(Stored entries)
*****

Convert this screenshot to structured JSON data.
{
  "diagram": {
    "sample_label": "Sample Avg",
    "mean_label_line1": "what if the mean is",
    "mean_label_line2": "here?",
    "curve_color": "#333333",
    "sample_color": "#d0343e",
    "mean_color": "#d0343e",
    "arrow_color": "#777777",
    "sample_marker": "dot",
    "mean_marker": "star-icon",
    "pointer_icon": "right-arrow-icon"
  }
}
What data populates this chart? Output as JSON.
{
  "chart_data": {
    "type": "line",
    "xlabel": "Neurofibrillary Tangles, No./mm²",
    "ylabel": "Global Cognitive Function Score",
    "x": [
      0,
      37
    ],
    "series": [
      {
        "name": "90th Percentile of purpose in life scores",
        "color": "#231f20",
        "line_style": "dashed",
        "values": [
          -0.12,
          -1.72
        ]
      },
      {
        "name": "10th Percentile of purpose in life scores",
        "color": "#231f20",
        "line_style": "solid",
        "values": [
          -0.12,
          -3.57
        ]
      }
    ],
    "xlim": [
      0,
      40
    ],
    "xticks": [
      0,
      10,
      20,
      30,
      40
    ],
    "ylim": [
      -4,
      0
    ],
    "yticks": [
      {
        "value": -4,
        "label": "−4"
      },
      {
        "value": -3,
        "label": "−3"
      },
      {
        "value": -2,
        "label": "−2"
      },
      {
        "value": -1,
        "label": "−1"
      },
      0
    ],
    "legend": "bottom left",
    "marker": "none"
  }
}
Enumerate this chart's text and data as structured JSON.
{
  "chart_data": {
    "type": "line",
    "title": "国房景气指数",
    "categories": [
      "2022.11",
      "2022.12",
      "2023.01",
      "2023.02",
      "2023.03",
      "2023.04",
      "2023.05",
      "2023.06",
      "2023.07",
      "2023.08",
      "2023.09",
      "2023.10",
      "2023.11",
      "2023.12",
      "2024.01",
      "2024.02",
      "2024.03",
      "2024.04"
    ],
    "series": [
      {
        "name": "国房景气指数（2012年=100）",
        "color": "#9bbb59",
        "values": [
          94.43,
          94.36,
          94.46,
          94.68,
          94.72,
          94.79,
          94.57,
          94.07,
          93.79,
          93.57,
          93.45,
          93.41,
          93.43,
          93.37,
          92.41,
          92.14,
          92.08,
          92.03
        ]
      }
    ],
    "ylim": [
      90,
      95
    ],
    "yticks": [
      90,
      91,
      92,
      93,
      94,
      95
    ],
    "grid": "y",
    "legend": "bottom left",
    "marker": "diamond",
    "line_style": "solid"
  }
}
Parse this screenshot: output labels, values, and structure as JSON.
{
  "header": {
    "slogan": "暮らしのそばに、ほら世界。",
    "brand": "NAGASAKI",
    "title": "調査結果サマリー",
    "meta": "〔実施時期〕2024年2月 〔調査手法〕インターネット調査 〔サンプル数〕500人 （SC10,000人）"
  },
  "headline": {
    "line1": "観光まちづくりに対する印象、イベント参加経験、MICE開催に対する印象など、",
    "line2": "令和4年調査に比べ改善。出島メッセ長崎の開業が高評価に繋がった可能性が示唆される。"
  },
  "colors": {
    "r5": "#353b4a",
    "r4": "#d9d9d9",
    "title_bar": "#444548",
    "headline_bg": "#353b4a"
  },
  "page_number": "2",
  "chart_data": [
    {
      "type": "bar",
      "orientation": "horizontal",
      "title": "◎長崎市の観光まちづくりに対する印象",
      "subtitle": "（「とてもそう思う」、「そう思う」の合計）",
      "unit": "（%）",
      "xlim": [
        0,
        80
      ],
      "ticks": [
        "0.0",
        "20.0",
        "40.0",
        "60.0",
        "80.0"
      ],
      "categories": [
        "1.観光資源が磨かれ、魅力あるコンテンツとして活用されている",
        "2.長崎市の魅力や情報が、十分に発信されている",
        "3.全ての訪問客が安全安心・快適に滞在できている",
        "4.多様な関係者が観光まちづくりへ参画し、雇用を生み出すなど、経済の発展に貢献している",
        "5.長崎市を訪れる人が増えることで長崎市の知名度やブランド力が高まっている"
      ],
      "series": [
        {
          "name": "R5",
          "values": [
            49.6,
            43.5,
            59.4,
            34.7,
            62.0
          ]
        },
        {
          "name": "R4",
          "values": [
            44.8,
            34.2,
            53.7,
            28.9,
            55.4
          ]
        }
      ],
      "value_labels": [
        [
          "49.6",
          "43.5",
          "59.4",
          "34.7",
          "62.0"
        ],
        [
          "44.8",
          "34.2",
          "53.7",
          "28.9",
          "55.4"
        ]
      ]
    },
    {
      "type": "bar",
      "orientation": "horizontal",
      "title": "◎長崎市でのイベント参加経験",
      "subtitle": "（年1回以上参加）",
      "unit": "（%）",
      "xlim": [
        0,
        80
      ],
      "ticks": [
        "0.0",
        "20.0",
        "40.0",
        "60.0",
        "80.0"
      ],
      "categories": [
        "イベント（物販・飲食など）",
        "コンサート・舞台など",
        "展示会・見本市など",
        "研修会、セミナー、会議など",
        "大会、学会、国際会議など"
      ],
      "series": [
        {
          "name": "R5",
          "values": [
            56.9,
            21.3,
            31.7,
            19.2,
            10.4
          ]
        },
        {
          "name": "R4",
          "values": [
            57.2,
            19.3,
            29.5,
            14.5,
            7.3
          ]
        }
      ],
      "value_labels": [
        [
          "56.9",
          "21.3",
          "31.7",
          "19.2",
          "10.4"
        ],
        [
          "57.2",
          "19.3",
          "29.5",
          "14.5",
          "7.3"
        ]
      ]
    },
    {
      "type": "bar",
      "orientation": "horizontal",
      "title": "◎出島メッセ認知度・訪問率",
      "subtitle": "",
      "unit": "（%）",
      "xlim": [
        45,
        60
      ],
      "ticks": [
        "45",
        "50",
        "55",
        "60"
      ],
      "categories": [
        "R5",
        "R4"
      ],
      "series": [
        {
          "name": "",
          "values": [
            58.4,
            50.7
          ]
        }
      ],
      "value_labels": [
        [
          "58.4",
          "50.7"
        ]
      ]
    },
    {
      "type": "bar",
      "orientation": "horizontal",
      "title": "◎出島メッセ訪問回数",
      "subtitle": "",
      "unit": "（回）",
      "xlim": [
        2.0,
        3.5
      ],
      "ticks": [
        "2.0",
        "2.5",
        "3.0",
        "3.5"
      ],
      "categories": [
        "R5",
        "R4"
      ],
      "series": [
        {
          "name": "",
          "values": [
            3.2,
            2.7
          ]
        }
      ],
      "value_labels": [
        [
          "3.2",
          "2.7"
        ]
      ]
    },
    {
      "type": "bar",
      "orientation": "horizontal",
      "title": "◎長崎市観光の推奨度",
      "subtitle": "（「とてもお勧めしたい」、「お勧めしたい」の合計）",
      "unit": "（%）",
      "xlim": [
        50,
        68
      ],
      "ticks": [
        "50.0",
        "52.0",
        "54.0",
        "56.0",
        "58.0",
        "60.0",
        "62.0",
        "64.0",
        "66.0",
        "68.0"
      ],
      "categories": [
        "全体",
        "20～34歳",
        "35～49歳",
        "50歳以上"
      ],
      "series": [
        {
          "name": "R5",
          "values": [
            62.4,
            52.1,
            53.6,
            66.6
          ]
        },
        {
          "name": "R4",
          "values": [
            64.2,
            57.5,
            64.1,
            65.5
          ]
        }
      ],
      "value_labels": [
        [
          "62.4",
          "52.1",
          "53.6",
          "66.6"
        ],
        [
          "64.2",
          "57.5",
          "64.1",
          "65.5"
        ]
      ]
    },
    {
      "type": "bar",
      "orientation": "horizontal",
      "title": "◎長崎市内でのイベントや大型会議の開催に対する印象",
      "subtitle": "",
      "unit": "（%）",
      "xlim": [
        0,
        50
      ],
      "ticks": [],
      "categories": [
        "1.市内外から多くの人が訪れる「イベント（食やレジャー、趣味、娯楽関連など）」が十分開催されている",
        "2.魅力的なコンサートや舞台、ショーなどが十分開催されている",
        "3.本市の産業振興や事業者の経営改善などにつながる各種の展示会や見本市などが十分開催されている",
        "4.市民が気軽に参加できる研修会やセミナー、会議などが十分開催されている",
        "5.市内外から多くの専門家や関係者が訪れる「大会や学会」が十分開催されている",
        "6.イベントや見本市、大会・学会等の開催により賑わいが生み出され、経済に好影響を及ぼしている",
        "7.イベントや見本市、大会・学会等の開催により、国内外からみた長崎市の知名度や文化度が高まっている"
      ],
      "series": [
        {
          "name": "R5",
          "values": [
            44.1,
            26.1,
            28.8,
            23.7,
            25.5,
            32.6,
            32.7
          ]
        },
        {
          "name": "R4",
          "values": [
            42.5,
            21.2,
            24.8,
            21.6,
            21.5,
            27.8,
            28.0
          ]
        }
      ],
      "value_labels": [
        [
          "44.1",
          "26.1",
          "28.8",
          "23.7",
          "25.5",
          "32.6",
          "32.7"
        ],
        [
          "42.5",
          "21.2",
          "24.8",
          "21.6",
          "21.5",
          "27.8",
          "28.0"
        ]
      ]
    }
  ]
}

*****

-- DIRECTIONS --
Show, from the listing above, each line that contains the word "structured".

-- COMPLETED EXERCISE --
Convert this screenshot to structured JSON data.
Enumerate this chart's text and data as structured JSON.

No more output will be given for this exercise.